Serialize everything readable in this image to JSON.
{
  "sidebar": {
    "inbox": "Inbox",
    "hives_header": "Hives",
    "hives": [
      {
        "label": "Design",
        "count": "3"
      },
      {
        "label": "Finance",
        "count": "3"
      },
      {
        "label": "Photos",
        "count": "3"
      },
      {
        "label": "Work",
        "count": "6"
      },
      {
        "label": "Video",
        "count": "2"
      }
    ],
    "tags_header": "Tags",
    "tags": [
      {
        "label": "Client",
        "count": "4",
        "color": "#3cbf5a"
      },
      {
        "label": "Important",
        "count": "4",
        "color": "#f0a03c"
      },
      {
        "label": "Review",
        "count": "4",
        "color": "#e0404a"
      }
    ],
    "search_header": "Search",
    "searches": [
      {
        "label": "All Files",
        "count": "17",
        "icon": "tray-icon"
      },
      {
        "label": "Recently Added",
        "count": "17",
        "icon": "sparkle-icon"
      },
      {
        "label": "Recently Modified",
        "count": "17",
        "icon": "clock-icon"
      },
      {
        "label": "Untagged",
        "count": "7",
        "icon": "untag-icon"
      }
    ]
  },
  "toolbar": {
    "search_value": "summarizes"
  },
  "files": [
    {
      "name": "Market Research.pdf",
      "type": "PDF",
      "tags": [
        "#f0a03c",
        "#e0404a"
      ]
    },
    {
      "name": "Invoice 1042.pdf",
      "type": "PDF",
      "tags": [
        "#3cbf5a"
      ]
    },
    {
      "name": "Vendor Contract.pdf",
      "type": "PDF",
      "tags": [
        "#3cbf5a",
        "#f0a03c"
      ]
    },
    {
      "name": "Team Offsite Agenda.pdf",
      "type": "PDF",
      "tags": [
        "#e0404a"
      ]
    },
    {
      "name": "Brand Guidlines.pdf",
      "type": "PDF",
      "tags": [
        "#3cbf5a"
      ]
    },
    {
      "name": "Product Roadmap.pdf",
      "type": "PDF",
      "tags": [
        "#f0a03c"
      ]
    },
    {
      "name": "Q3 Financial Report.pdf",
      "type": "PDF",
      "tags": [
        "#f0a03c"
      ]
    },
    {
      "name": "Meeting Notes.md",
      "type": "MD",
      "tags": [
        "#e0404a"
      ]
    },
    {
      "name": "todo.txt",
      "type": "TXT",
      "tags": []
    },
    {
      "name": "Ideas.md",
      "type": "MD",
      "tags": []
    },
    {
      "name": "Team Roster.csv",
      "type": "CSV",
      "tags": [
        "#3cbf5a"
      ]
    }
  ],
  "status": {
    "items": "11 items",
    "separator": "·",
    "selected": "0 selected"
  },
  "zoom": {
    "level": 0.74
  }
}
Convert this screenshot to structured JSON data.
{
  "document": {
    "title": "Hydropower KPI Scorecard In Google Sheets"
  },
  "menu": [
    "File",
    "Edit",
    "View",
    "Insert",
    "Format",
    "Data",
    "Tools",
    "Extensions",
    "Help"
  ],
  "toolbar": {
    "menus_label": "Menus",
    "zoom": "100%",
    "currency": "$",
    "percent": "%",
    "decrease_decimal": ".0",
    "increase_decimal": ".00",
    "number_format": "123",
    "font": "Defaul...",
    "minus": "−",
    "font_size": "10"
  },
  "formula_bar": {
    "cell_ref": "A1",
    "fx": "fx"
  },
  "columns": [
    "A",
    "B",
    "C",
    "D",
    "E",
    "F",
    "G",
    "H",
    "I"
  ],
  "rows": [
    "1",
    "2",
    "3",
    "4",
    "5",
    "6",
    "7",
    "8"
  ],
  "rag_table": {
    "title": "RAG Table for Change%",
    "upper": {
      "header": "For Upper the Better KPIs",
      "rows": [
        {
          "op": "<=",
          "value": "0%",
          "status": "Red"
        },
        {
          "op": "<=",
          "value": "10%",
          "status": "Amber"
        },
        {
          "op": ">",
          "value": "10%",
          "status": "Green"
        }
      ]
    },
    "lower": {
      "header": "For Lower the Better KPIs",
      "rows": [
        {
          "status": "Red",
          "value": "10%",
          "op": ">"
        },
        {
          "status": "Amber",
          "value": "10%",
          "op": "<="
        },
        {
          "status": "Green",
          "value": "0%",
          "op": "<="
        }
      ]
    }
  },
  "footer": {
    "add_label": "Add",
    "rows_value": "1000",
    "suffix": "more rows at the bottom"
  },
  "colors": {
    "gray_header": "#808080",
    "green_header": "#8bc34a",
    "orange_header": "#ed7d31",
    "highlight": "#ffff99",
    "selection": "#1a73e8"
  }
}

# Exercise directions
Each entry above needs to be retyped exactly.

# The completed task
Serialize everything readable in this image to JSON.
{
  "sidebar": {
    "inbox": "Inbox",
    "hives_header": "Hives",
    "hives": [
      {
        "label": "Design",
        "count": "3"
      },
      {
        "label": "Finance",
        "count": "3"
      },
      {
        "label": "Photos",
        "count": "3"
      },
      {
        "label": "Work",
        "count": "6"
      },
      {
        "label": "Video",
        "count": "2"
      }
    ],
    "tags_header": "Tags",
    "tags": [
      {
        "label": "Client",
        "count": "4",
        "color": "#3cbf5a"
      },
      {
        "label": "Important",
        "count": "4",
        "color": "#f0a03c"
      },
      {
        "label": "Review",
        "count": "4",
        "color": "#e0404a"
      }
    ],
    "search_header": "Search",
    "searches": [
      {
        "label": "All Files",
        "count": "17",
        "icon": "tray-icon"
      },
      {
        "label": "Recently Added",
        "count": "17",
        "icon": "sparkle-icon"
      },
      {
        "label": "Recently Modified",
        "count": "17",
        "icon": "clock-icon"
      },
      {
        "label": "Untagged",
        "count": "7",
        "icon": "untag-icon"
      }
    ]
  },
  "toolbar": {
    "search_value": "summarizes"
  },
  "files": [
    {
      "name": "Market Research.pdf",
      "type": "PDF",
      "tags": [
        "#f0a03c",
        "#e0404a"
      ]
    },
    {
      "name": "Invoice 1042.pdf",
      "type": "PDF",
      "tags": [
        "#3cbf5a"
      ]
    },
    {
      "name": "Vendor Contract.pdf",
      "type": "PDF",
      "tags": [
        "#3cbf5a",
        "#f0a03c"
      ]
    },
    {
      "name": "Team Offsite Agenda.pdf",
      "type": "PDF",
      "tags": [
        "#e0404a"
      ]
    },
    {
      "name": "Brand Guidlines.pdf",
      "type": "PDF",
      "tags": [
        "#3cbf5a"
      ]
    },
    {
      "name": "Product Roadmap.pdf",
      "type": "PDF",
      "tags": [
        "#f0a03c"
      ]
    },
    {
      "name": "Q3 Financial Report.pdf",
      "type": "PDF",
      "tags": [
        "#f0a03c"
      ]
    },
    {
      "name": "Meeting Notes.md",
      "type": "MD",
      "tags": [
        "#e0404a"
      ]
    },
    {
      "name": "todo.txt",
      "type": "TXT",
      "tags": []
    },
    {
      "name": "Ideas.md",
      "type": "MD",
      "tags": []
    },
    {
      "name": "Team Roster.csv",
      "type": "CSV",
      "tags": [
        "#3cbf5a"
      ]
    }
  ],
  "status": {
    "items": "11 items",
    "separator": "·",
    "selected": "0 selected"
  },
  "zoom": {
    "level": 0.74
  }
}
Convert this screenshot to structured JSON data.
{
  "document": {
    "title": "Hydropower KPI Scorecard In Google Sheets"
  },
  "menu": [
    "File",
    "Edit",
    "View",
    "Insert",
    "Format",
    "Data",
    "Tools",
    "Extensions",
    "Help"
  ],
  "toolbar": {
    "menus_label": "Menus",
    "zoom": "100%",
    "currency": "$",
    "percent": "%",
    "decrease_decimal": ".0",
    "increase_decimal": ".00",
    "number_format": "123",
    "font": "Defaul...",
    "minus": "−",
    "font_size": "10"
  },
  "formula_bar": {
    "cell_ref": "A1",
    "fx": "fx"
  },
  "columns": [
    "A",
    "B",
    "C",
    "D",
    "E",
    "F",
    "G",
    "H",
    "I"
  ],
  "rows": [
    "1",
    "2",
    "3",
    "4",
    "5",
    "6",
    "7",
    "8"
  ],
  "rag_table": {
    "title": "RAG Table for Change%",
    "upper": {
      "header": "For Upper the Better KPIs",
      "rows": [
        {
          "op": "<=",
          "value": "0%",
          "status": "Red"
        },
        {
          "op": "<=",
          "value": "10%",
          "status": "Amber"
        },
        {
          "op": ">",
          "value": "10%",
          "status": "Green"
        }
      ]
    },
    "lower": {
      "header": "For Lower the Better KPIs",
      "rows": [
        {
          "status": "Red",
          "value": "10%",
          "op": ">"
        },
        {
          "status": "Amber",
          "value": "10%",
          "op": "<="
        },
        {
          "status": "Green",
          "value": "0%",
          "op": "<="
        }
      ]
    }
  },
  "footer": {
    "add_label": "Add",
    "rows_value": "1000",
    "suffix": "more rows at the bottom"
  },
  "colors": {
    "gray_header": "#808080",
    "green_header": "#8bc34a",
    "orange_header": "#ed7d31",
    "highlight": "#ffff99",
    "selection": "#1a73e8"
  }
}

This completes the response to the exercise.